→ **Task statement**
Please list all lines of the material below in which the string "Read" occurs.

→ **Data items**
╔══

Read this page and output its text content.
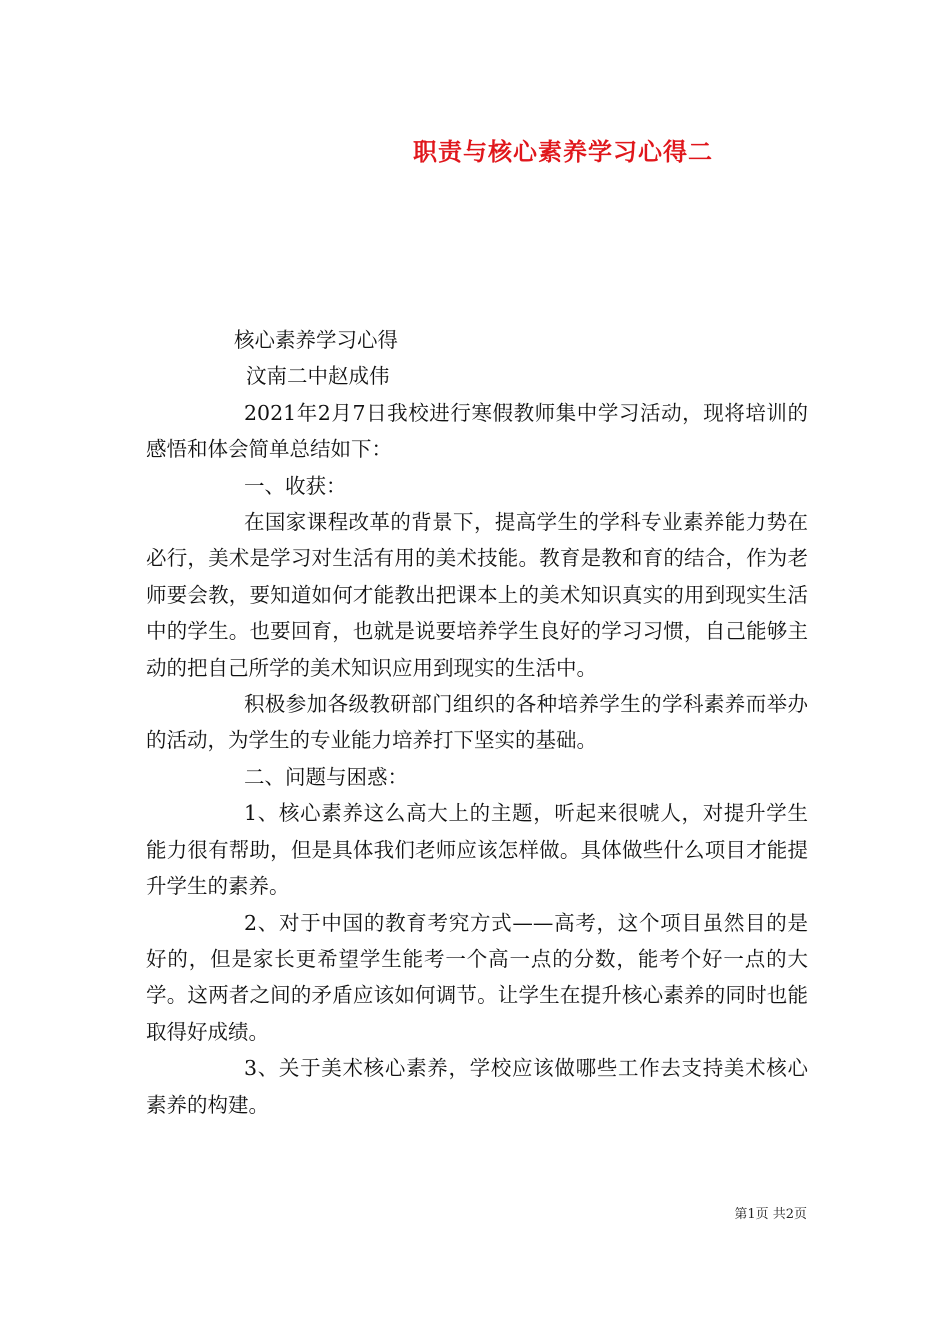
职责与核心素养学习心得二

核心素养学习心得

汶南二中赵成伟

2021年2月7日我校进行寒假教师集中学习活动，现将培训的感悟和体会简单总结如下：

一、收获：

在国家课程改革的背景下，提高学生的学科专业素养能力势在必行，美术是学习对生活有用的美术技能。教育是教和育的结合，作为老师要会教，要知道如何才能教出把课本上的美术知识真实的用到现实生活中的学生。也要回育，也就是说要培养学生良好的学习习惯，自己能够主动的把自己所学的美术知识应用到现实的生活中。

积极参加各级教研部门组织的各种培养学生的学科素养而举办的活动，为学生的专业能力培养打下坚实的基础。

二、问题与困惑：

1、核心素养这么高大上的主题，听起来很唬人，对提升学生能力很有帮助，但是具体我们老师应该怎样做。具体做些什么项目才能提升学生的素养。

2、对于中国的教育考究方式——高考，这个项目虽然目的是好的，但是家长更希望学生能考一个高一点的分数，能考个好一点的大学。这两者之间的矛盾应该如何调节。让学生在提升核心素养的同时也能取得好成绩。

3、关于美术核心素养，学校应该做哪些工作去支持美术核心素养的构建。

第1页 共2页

╚══
╔══

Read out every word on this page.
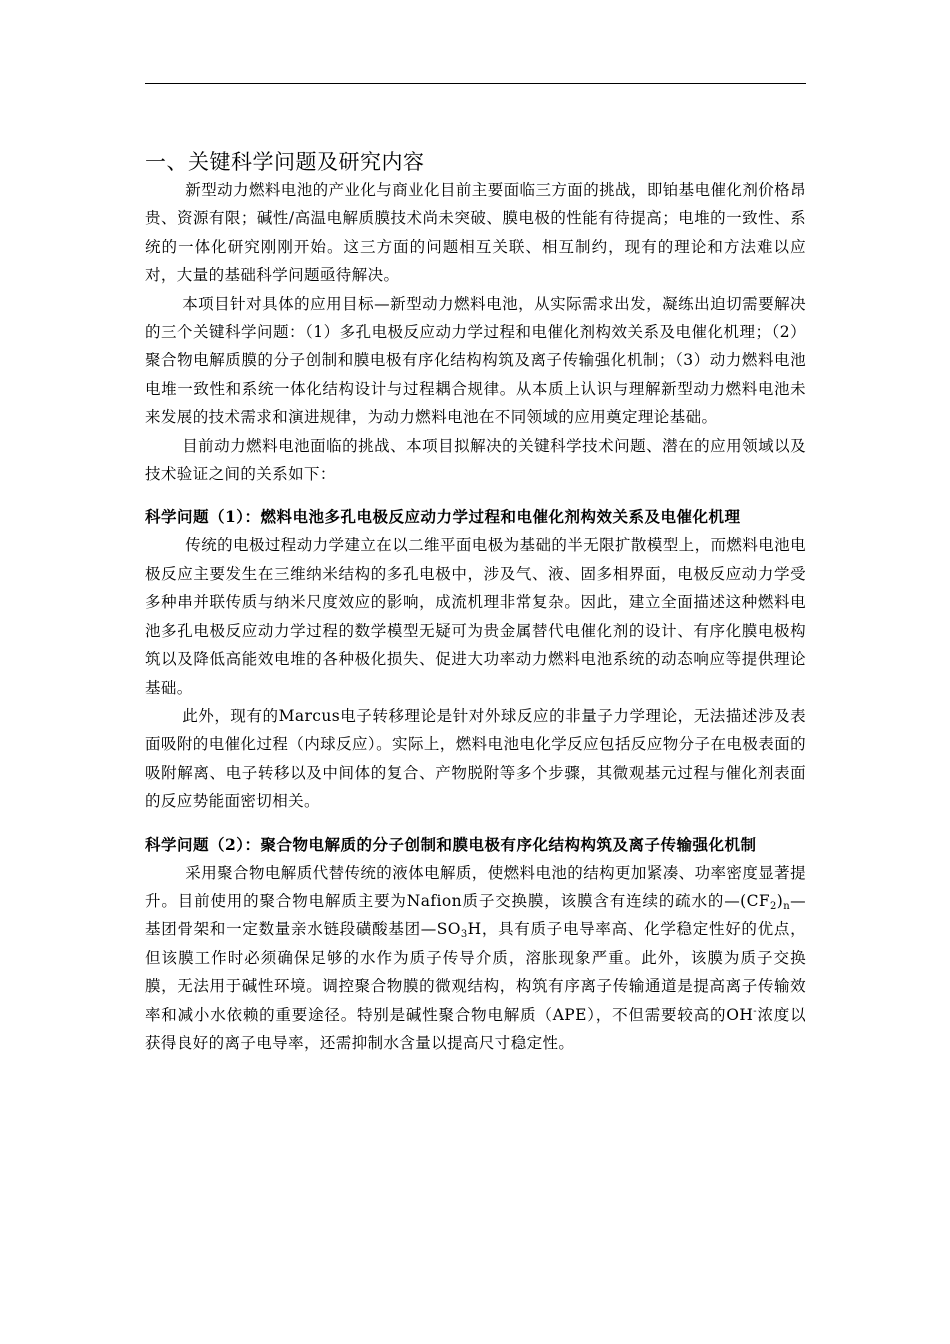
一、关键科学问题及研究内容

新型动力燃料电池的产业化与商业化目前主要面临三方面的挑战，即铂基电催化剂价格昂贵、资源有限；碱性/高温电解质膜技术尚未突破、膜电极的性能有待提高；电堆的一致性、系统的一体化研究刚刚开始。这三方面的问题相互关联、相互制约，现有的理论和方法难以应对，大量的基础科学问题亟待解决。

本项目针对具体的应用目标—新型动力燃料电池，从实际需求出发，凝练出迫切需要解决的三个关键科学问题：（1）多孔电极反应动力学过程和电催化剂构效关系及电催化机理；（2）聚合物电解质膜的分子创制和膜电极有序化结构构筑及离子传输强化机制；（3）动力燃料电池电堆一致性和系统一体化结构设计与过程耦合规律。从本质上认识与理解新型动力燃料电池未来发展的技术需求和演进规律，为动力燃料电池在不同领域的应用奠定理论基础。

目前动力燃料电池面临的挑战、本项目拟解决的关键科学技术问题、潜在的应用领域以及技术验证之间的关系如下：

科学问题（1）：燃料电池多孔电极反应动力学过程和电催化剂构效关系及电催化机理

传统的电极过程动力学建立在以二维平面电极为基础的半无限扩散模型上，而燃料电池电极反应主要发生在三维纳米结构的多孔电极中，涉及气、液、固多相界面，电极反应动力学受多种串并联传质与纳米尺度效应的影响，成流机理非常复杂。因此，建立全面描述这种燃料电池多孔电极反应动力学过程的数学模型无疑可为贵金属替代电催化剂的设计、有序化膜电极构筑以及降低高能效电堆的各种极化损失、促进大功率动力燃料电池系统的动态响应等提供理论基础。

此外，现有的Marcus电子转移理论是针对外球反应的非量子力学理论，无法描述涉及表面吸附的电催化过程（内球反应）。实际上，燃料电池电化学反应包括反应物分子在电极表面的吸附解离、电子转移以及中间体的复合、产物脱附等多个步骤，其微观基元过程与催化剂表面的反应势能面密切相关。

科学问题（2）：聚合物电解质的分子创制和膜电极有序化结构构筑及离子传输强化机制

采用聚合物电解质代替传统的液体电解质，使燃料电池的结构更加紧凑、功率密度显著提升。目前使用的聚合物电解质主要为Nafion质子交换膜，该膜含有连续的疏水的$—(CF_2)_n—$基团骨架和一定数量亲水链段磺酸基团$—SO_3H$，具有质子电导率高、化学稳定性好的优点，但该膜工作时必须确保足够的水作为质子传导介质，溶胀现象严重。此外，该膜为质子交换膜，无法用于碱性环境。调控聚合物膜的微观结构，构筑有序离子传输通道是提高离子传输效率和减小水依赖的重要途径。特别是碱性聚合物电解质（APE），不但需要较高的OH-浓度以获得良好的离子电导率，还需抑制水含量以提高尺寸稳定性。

╚══

→ **The reply**
Read this page and output its text content.
Read out every word on this page.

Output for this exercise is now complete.